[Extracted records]
────────────────────────────────────────

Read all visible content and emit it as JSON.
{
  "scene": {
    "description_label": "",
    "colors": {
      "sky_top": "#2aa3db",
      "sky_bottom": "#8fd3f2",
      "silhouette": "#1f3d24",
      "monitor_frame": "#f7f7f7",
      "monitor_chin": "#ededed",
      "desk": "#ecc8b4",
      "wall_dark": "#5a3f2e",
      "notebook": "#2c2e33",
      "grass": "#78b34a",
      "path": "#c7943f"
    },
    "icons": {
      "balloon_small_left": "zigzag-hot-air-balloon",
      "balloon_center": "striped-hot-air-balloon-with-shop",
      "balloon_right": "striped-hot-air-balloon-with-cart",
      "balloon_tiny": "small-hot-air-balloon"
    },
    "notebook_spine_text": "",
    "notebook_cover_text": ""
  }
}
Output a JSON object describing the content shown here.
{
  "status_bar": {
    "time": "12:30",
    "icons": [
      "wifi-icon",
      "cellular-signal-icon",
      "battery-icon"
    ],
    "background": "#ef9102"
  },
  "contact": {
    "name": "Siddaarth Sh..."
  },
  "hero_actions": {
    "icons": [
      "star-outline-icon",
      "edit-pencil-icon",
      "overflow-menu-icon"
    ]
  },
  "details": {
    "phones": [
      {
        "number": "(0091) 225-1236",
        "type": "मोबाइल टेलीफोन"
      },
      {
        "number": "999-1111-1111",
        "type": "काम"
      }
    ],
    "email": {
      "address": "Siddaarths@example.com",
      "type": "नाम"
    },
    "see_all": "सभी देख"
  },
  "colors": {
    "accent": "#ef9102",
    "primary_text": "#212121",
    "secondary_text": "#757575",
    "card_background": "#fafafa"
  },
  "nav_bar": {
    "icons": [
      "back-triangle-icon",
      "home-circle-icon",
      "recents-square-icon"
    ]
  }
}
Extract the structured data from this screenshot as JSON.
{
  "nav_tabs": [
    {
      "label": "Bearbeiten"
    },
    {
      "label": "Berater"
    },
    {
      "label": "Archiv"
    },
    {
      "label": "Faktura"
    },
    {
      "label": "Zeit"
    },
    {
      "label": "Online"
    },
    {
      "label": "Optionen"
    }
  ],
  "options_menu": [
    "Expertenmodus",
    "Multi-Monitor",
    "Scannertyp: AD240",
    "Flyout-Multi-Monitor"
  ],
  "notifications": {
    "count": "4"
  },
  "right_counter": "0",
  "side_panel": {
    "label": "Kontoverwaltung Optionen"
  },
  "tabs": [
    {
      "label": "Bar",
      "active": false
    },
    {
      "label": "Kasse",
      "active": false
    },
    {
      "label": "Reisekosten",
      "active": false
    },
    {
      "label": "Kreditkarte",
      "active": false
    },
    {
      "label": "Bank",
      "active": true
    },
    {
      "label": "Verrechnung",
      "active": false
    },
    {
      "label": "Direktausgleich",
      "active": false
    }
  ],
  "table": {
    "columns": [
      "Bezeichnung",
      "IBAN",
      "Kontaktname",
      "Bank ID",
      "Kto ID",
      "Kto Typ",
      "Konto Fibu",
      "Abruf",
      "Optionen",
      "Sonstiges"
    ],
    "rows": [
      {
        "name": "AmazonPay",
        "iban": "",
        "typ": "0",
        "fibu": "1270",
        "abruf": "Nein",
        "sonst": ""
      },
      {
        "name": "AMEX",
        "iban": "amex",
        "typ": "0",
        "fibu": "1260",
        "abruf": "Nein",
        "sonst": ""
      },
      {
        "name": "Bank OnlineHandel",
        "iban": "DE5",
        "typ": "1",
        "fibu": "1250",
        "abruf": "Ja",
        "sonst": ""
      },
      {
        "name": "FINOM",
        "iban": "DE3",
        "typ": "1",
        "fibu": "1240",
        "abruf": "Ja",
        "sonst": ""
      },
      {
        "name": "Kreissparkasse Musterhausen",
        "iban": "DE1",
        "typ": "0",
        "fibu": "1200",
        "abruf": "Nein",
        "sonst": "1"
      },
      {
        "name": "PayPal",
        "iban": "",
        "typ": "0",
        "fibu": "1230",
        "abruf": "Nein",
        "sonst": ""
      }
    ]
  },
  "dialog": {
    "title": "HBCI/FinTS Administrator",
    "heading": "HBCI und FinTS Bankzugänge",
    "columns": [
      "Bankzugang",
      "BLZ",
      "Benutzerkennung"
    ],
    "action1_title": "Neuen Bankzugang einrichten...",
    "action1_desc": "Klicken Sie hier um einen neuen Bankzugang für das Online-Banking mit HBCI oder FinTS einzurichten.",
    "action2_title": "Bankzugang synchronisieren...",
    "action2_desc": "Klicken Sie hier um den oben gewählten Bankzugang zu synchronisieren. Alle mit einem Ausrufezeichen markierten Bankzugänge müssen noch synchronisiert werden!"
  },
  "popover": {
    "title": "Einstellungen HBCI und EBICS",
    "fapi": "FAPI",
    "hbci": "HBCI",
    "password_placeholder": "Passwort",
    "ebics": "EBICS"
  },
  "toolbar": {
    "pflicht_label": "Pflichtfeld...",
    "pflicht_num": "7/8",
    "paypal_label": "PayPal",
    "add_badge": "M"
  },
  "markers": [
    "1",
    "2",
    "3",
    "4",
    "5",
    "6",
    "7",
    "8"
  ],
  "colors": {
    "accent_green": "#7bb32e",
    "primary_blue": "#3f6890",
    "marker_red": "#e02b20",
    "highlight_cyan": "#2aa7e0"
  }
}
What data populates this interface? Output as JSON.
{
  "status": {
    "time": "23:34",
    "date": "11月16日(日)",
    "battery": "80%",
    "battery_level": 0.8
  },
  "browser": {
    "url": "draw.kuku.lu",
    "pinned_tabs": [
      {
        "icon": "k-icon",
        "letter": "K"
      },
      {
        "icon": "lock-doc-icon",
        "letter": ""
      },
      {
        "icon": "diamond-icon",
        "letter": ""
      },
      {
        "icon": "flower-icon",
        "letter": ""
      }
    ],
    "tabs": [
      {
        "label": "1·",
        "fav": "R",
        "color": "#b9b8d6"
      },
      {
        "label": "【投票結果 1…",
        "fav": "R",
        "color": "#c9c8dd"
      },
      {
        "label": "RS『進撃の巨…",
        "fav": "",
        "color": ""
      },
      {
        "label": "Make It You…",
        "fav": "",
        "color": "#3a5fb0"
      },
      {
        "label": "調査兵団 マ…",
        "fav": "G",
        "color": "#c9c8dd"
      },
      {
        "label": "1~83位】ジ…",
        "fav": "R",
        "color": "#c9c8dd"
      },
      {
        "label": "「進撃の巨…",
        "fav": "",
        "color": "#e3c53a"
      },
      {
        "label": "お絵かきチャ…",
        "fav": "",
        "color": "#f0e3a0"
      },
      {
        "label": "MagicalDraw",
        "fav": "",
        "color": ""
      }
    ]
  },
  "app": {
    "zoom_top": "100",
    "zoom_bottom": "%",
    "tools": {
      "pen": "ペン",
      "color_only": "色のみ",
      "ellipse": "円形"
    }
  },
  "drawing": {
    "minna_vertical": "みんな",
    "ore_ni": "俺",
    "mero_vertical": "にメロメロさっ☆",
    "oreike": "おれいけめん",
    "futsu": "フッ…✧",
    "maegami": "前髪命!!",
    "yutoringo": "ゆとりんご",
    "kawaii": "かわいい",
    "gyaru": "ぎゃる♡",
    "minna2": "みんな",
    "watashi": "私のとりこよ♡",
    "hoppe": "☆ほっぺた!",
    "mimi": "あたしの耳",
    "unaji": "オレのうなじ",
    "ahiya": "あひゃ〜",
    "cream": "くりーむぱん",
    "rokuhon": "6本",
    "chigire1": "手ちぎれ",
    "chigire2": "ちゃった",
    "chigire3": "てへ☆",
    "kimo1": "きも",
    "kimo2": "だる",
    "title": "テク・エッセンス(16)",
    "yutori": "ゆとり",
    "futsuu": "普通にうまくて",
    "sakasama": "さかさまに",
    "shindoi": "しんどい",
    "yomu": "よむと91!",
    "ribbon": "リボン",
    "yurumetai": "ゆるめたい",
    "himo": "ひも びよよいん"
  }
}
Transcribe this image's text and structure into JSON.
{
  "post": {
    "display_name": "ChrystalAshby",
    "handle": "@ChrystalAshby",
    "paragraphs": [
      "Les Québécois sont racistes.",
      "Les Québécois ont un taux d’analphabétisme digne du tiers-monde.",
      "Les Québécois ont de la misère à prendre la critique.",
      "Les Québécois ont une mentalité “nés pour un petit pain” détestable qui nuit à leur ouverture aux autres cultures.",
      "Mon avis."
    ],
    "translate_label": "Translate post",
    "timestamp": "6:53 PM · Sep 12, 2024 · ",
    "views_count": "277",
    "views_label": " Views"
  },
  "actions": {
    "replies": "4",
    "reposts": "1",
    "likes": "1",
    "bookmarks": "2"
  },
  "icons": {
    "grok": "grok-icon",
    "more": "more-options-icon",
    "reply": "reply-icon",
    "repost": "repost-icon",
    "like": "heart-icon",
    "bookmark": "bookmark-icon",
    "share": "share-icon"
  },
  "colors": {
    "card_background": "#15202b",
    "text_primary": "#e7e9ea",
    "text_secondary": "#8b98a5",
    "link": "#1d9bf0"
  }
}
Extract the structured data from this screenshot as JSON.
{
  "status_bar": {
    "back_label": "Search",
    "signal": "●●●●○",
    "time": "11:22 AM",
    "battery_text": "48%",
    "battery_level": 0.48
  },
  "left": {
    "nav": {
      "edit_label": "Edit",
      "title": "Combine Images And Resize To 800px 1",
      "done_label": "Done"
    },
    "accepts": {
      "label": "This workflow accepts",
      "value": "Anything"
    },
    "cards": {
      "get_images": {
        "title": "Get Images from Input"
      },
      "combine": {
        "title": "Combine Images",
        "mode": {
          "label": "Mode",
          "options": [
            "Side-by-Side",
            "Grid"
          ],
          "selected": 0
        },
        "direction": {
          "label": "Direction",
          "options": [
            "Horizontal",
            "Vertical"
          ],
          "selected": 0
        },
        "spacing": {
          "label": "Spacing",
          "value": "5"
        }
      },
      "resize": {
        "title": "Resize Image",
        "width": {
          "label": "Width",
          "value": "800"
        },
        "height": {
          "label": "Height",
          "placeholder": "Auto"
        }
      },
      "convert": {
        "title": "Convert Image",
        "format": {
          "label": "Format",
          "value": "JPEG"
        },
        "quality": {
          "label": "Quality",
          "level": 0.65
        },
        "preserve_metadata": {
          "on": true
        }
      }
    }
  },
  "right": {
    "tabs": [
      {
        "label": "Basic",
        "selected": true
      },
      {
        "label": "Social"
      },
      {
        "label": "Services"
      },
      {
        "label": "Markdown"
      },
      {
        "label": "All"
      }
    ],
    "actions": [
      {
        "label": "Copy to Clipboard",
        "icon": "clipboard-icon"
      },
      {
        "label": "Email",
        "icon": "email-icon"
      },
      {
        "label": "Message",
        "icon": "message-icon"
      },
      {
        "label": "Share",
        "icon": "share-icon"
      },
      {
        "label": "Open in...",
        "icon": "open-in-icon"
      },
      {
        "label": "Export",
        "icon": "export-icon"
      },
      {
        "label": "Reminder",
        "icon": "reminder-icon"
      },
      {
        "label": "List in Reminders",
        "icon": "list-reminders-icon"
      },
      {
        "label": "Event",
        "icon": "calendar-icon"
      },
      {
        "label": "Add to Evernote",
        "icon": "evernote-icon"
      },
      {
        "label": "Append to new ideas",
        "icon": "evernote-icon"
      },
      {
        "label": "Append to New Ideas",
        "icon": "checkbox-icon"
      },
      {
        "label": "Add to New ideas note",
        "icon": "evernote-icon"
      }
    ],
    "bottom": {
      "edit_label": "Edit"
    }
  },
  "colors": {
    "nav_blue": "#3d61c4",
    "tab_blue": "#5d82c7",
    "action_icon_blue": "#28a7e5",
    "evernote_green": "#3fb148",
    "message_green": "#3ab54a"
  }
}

────────────────────────────────────────

▶ _What to do_: Pick out each line in the material containing "EBICS".

▶ _Exercise output_:
    "title": "Einstellungen HBCI und EBICS",
    "ebics": "EBICS"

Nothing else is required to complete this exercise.